Each line that contains the word "ozone" counts once; give the total for the records below and nothing else.

### INPUT RECORDS
◇ ◇ ◇

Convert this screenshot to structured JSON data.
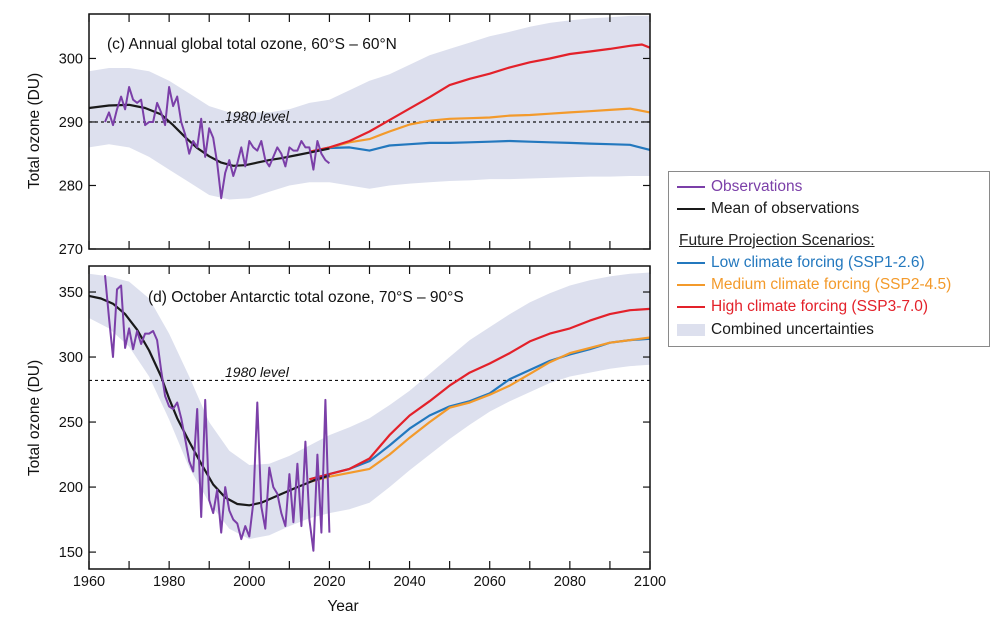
{
  "chart_data": [
    {
      "type": "line",
      "panel_title": "(c) Annual global total ozone, 60°S – 60°N",
      "ylabel": "Total ozone (DU)",
      "xlim": [
        1960,
        2100
      ],
      "ylim": [
        270,
        307
      ],
      "yticks": [
        270,
        280,
        290,
        300
      ],
      "reference_line": {
        "label": "1980 level",
        "value": 290
      },
      "series": [
        {
          "name": "Observations",
          "color": "#7b3fa8",
          "x": [
            1964,
            1965,
            1966,
            1967,
            1968,
            1969,
            1970,
            1971,
            1972,
            1973,
            1974,
            1975,
            1976,
            1977,
            1978,
            1979,
            1980,
            1981,
            1982,
            1983,
            1984,
            1985,
            1986,
            1987,
            1988,
            1989,
            1990,
            1991,
            1992,
            1993,
            1994,
            1995,
            1996,
            1997,
            1998,
            1999,
            2000,
            2001,
            2002,
            2003,
            2004,
            2005,
            2006,
            2007,
            2008,
            2009,
            2010,
            2011,
            2012,
            2013,
            2014,
            2015,
            2016,
            2017,
            2018,
            2019,
            2020
          ],
          "y": [
            290,
            291.5,
            289.5,
            292,
            294,
            292,
            295.5,
            293.5,
            293,
            293.5,
            289.5,
            290,
            290,
            293,
            291.5,
            289.5,
            295.5,
            292.5,
            294,
            290,
            288,
            285,
            287,
            286,
            290.5,
            284.5,
            289,
            287.5,
            283.5,
            278,
            282,
            284,
            281.5,
            283.5,
            286,
            283,
            287,
            286,
            285.5,
            287,
            284,
            283,
            284.5,
            286,
            285,
            283,
            286,
            285.5,
            285.5,
            287,
            286,
            286,
            282.5,
            287,
            285,
            284,
            283.5
          ]
        },
        {
          "name": "Mean of observations",
          "color": "#1a1a1a",
          "x": [
            1960,
            1965,
            1970,
            1974,
            1978,
            1981,
            1984,
            1987,
            1990,
            1993,
            1996,
            1999,
            2002,
            2005,
            2008,
            2012,
            2016,
            2020
          ],
          "y": [
            292.2,
            292.6,
            292.7,
            292.2,
            291.2,
            289.5,
            287.6,
            285.9,
            284.6,
            283.6,
            283.1,
            283.2,
            283.6,
            284,
            284.3,
            284.8,
            285.3,
            285.8
          ]
        },
        {
          "name": "Low climate forcing (SSP1-2.6)",
          "color": "#2378be",
          "x": [
            2020,
            2025,
            2030,
            2035,
            2040,
            2045,
            2050,
            2055,
            2060,
            2065,
            2070,
            2075,
            2080,
            2085,
            2090,
            2095,
            2100
          ],
          "y": [
            285.9,
            286,
            285.5,
            286.3,
            286.5,
            286.7,
            286.7,
            286.8,
            286.9,
            287,
            286.9,
            286.8,
            286.7,
            286.6,
            286.5,
            286.4,
            285.6
          ]
        },
        {
          "name": "Medium climate forcing (SSP2-4.5)",
          "color": "#f39a2b",
          "x": [
            2015,
            2020,
            2025,
            2030,
            2035,
            2040,
            2045,
            2050,
            2055,
            2060,
            2065,
            2070,
            2075,
            2080,
            2085,
            2090,
            2095,
            2100
          ],
          "y": [
            285.3,
            286,
            286.8,
            287.3,
            288.5,
            289.6,
            290.2,
            290.5,
            290.6,
            290.7,
            291,
            291.1,
            291.3,
            291.5,
            291.7,
            291.9,
            292.1,
            291.5
          ]
        },
        {
          "name": "High climate forcing (SSP3-7.0)",
          "color": "#e3212a",
          "x": [
            2015,
            2020,
            2025,
            2030,
            2035,
            2040,
            2045,
            2050,
            2055,
            2060,
            2065,
            2070,
            2075,
            2080,
            2085,
            2090,
            2095,
            2098,
            2100
          ],
          "y": [
            285.3,
            286,
            287,
            288.5,
            290.3,
            292.1,
            293.9,
            295.8,
            296.8,
            297.6,
            298.6,
            299.4,
            300,
            300.7,
            301.1,
            301.5,
            302,
            302.2,
            301.7
          ]
        },
        {
          "name": "Combined uncertainties",
          "color": "#dde0ee",
          "x": [
            1960,
            1965,
            1970,
            1975,
            1980,
            1985,
            1990,
            1995,
            2000,
            2005,
            2010,
            2015,
            2020,
            2025,
            2030,
            2035,
            2040,
            2045,
            2050,
            2055,
            2060,
            2065,
            2070,
            2075,
            2080,
            2085,
            2090,
            2095,
            2100
          ],
          "y_low": [
            286,
            286.5,
            286,
            284.5,
            282.5,
            280.5,
            278.5,
            277.8,
            278,
            279,
            280,
            280.5,
            280.5,
            280,
            279.5,
            280,
            280.3,
            280.5,
            280.7,
            280.8,
            281,
            281,
            281.1,
            281.2,
            281.3,
            281.4,
            281.4,
            281.5,
            281.5
          ],
          "y_high": [
            298,
            298.5,
            298.5,
            298,
            296.5,
            294.5,
            292.5,
            291.5,
            291.5,
            291.5,
            292,
            293,
            293.5,
            295,
            296.5,
            297.5,
            299,
            300.5,
            301.5,
            302.5,
            303.5,
            304.2,
            305,
            305.6,
            306,
            306.3,
            306.5,
            306.7,
            306.7
          ]
        }
      ]
    },
    {
      "type": "line",
      "panel_title": "(d) October Antarctic total ozone, 70°S – 90°S",
      "ylabel": "Total ozone (DU)",
      "xlabel": "Year",
      "xlim": [
        1960,
        2100
      ],
      "ylim": [
        137,
        370
      ],
      "xticks": [
        1960,
        1980,
        2000,
        2020,
        2040,
        2060,
        2080,
        2100
      ],
      "yticks": [
        150,
        200,
        250,
        300,
        350
      ],
      "reference_line": {
        "label": "1980 level",
        "value": 282
      },
      "series": [
        {
          "name": "Observations",
          "color": "#7b3fa8",
          "x": [
            1964,
            1965,
            1966,
            1967,
            1968,
            1969,
            1970,
            1971,
            1972,
            1973,
            1974,
            1975,
            1976,
            1977,
            1978,
            1979,
            1980,
            1981,
            1982,
            1983,
            1984,
            1985,
            1986,
            1987,
            1988,
            1989,
            1990,
            1991,
            1992,
            1993,
            1994,
            1995,
            1996,
            1997,
            1998,
            1999,
            2000,
            2001,
            2002,
            2003,
            2004,
            2005,
            2006,
            2007,
            2008,
            2009,
            2010,
            2011,
            2012,
            2013,
            2014,
            2015,
            2016,
            2017,
            2018,
            2019,
            2020
          ],
          "y": [
            363,
            330,
            300,
            352,
            355,
            307,
            322,
            306,
            320,
            310,
            318,
            318,
            320,
            313,
            290,
            270,
            262,
            260,
            265,
            253,
            237,
            220,
            212,
            260,
            177,
            267,
            190,
            180,
            198,
            165,
            200,
            182,
            175,
            172,
            160,
            170,
            162,
            188,
            265,
            185,
            168,
            215,
            200,
            195,
            180,
            170,
            210,
            173,
            218,
            170,
            235,
            175,
            151,
            225,
            165,
            267,
            165
          ]
        },
        {
          "name": "Mean of observations",
          "color": "#1a1a1a",
          "x": [
            1960,
            1963,
            1966,
            1969,
            1972,
            1975,
            1978,
            1980,
            1982,
            1985,
            1988,
            1991,
            1994,
            1997,
            2000,
            2003,
            2006,
            2009,
            2012,
            2016,
            2020
          ],
          "y": [
            347,
            345,
            341,
            333,
            321,
            305,
            285,
            268,
            253,
            235,
            218,
            202,
            192,
            187,
            186,
            188,
            192,
            196,
            200,
            205,
            209
          ]
        },
        {
          "name": "Low climate forcing (SSP1-2.6)",
          "color": "#2378be",
          "x": [
            2015,
            2020,
            2025,
            2030,
            2035,
            2040,
            2045,
            2050,
            2055,
            2060,
            2065,
            2070,
            2075,
            2080,
            2085,
            2090,
            2095,
            2100
          ],
          "y": [
            206,
            210,
            214,
            220,
            232,
            245,
            255,
            262,
            266,
            272,
            283,
            290,
            297,
            302,
            306,
            311,
            313,
            314
          ]
        },
        {
          "name": "Medium climate forcing (SSP2-4.5)",
          "color": "#f39a2b",
          "x": [
            2015,
            2020,
            2025,
            2030,
            2035,
            2040,
            2045,
            2050,
            2055,
            2060,
            2065,
            2070,
            2075,
            2080,
            2085,
            2090,
            2095,
            2100
          ],
          "y": [
            204,
            208,
            211,
            214,
            225,
            238,
            250,
            261,
            265,
            271,
            278,
            287,
            296,
            303,
            307,
            311,
            313,
            315
          ]
        },
        {
          "name": "High climate forcing (SSP3-7.0)",
          "color": "#e3212a",
          "x": [
            2015,
            2020,
            2025,
            2030,
            2035,
            2040,
            2045,
            2050,
            2055,
            2060,
            2065,
            2070,
            2075,
            2080,
            2085,
            2090,
            2095,
            2100
          ],
          "y": [
            206,
            210,
            214,
            222,
            240,
            255,
            266,
            278,
            288,
            295,
            303,
            312,
            318,
            322,
            328,
            333,
            336,
            337
          ]
        },
        {
          "name": "Combined uncertainties",
          "color": "#dde0ee",
          "x": [
            1960,
            1965,
            1970,
            1975,
            1980,
            1985,
            1990,
            1995,
            2000,
            2005,
            2010,
            2015,
            2020,
            2025,
            2030,
            2035,
            2040,
            2045,
            2050,
            2055,
            2060,
            2065,
            2070,
            2075,
            2080,
            2085,
            2090,
            2095,
            2100
          ],
          "y_low": [
            330,
            322,
            308,
            285,
            252,
            215,
            188,
            168,
            160,
            163,
            170,
            176,
            180,
            183,
            188,
            200,
            213,
            225,
            237,
            248,
            258,
            266,
            273,
            280,
            285,
            288,
            291,
            293,
            294
          ],
          "y_high": [
            364,
            362,
            358,
            345,
            318,
            285,
            250,
            228,
            217,
            218,
            224,
            232,
            240,
            246,
            253,
            263,
            274,
            287,
            300,
            313,
            323,
            333,
            342,
            349,
            355,
            359,
            362,
            364,
            365
          ]
        }
      ]
    }
  ]
}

◇ ◇ ◇

### RESPONSE TO THIS EXERCISE
4